Start PROVIDED ENTRIES

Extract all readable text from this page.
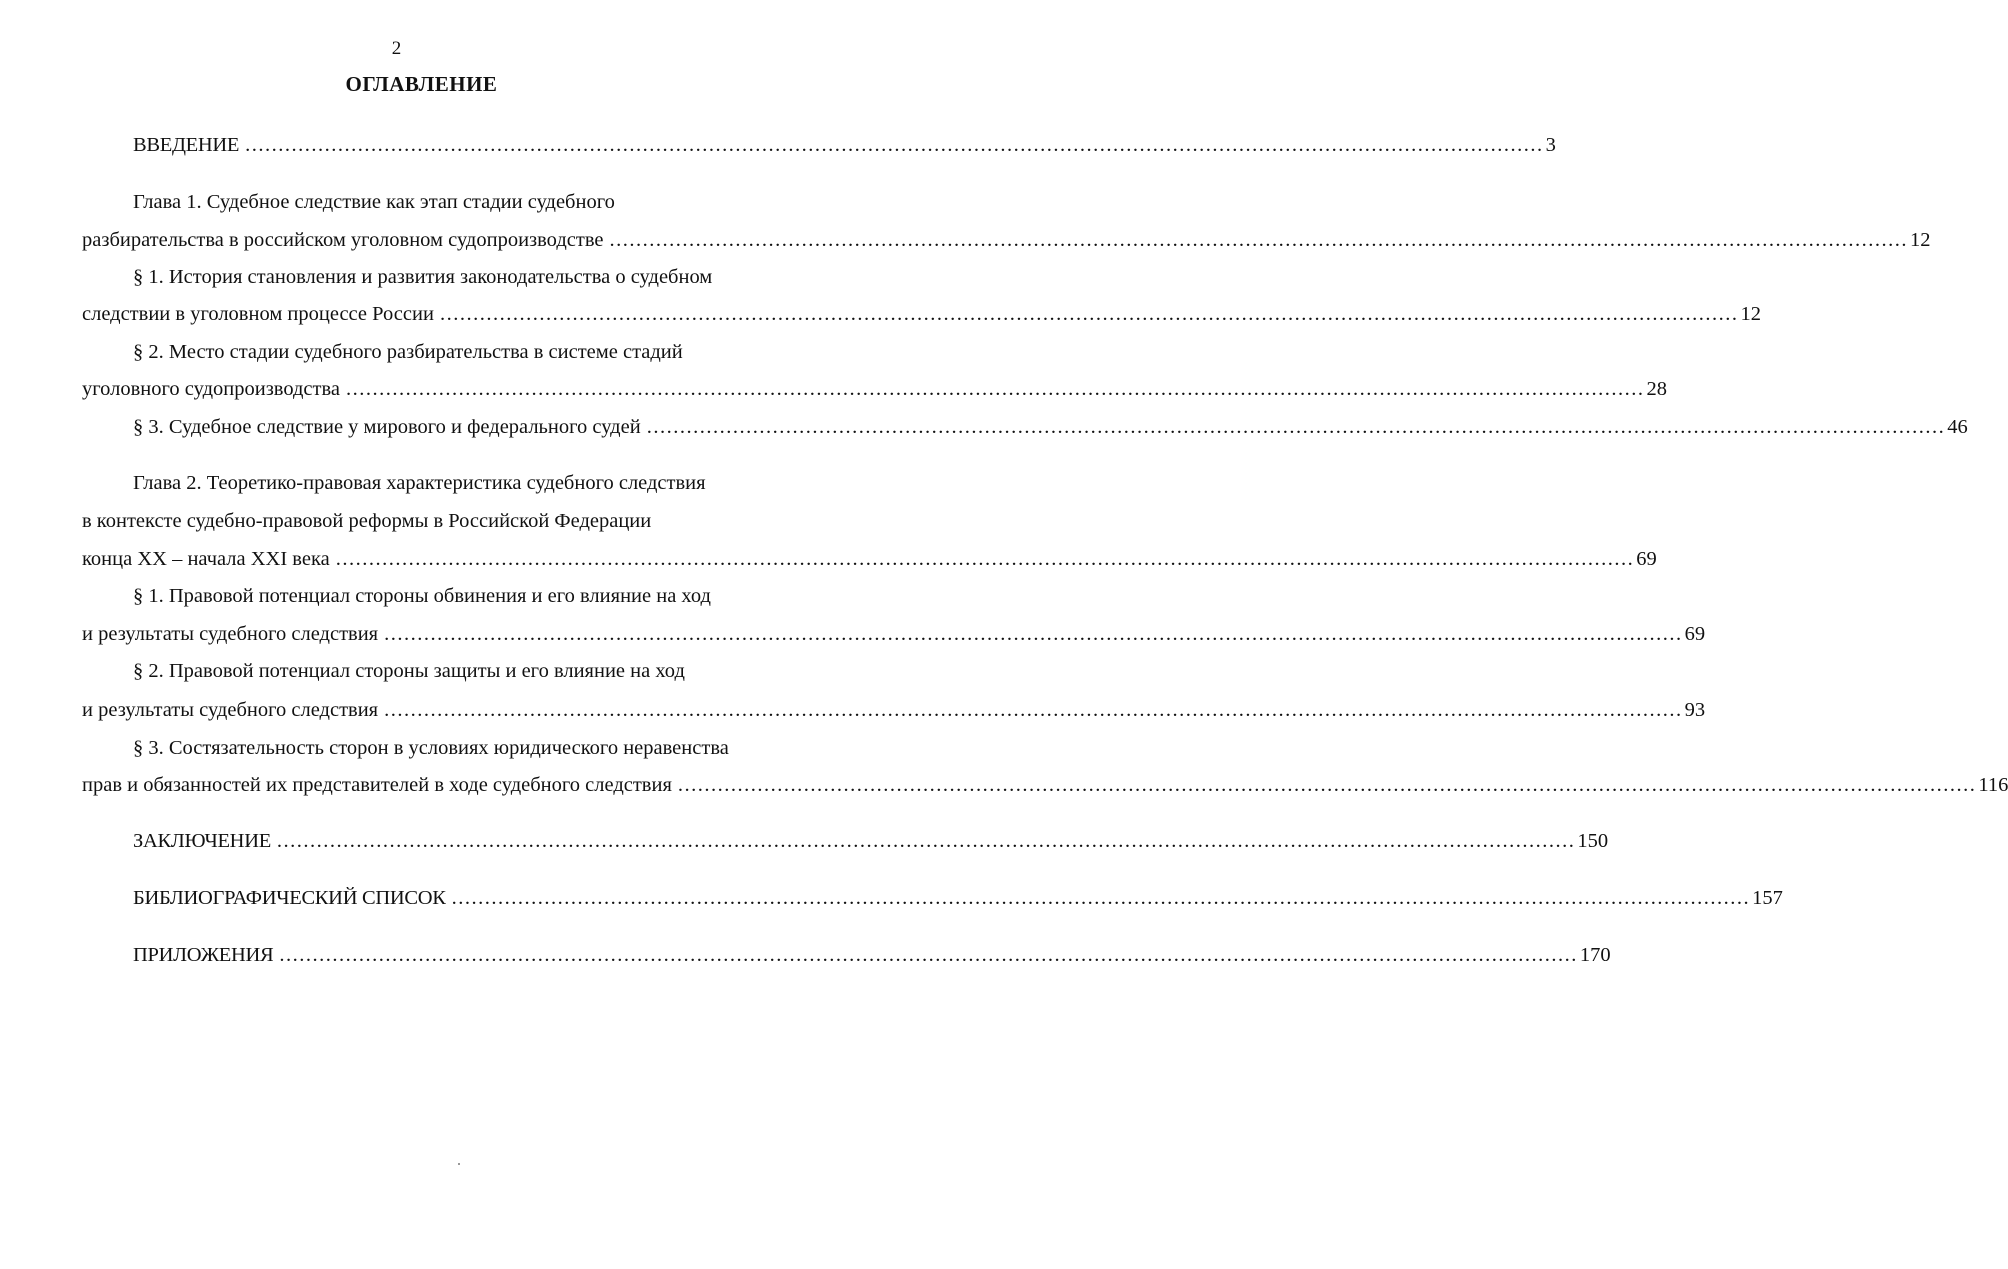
2
ОГЛАВЛЕНИЕ
ВВЕДЕНИЕ .................................................................................................................................................................................................... 3
Глава 1. Судебное следствие как этап стадии судебного
разбирательства в российском уголовном судопроизводстве .................................................................................................................................................................................................... 12
§ 1. История становления и развития законодательства о судебном
следствии в уголовном процессе России .................................................................................................................................................................................................... 12
§ 2. Место стадии судебного разбирательства в системе стадий
уголовного судопроизводства .................................................................................................................................................................................................... 28
§ 3. Судебное следствие у мирового и федерального судей .................................................................................................................................................................................................... 46
Глава 2. Теоретико-правовая характеристика судебного следствия
в контексте судебно-правовой реформы в Российской Федерации
конца XX – начала XXI века .................................................................................................................................................................................................... 69
§ 1. Правовой потенциал стороны обвинения и его влияние на ход
и результаты судебного следствия .................................................................................................................................................................................................... 69
§ 2. Правовой потенциал стороны защиты и его влияние на ход
и результаты судебного следствия .................................................................................................................................................................................................... 93
§ 3. Состязательность сторон в условиях юридического неравенства
прав и обязанностей их представителей в ходе судебного следствия .................................................................................................................................................................................................... 116
ЗАКЛЮЧЕНИЕ .................................................................................................................................................................................................... 150
БИБЛИОГРАФИЧЕСКИЙ СПИСОК .................................................................................................................................................................................................... 157
ПРИЛОЖЕНИЯ .................................................................................................................................................................................................... 170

End PROVIDED ENTRIES

▶ **THE EXERCISE**:
Find the word "стадии" in the material, then list each line that holds it.

▶ **FINAL RESULT**:
Глава 1. Судебное следствие как этап стадии судебного
§ 2. Место стадии судебного разбирательства в системе стадий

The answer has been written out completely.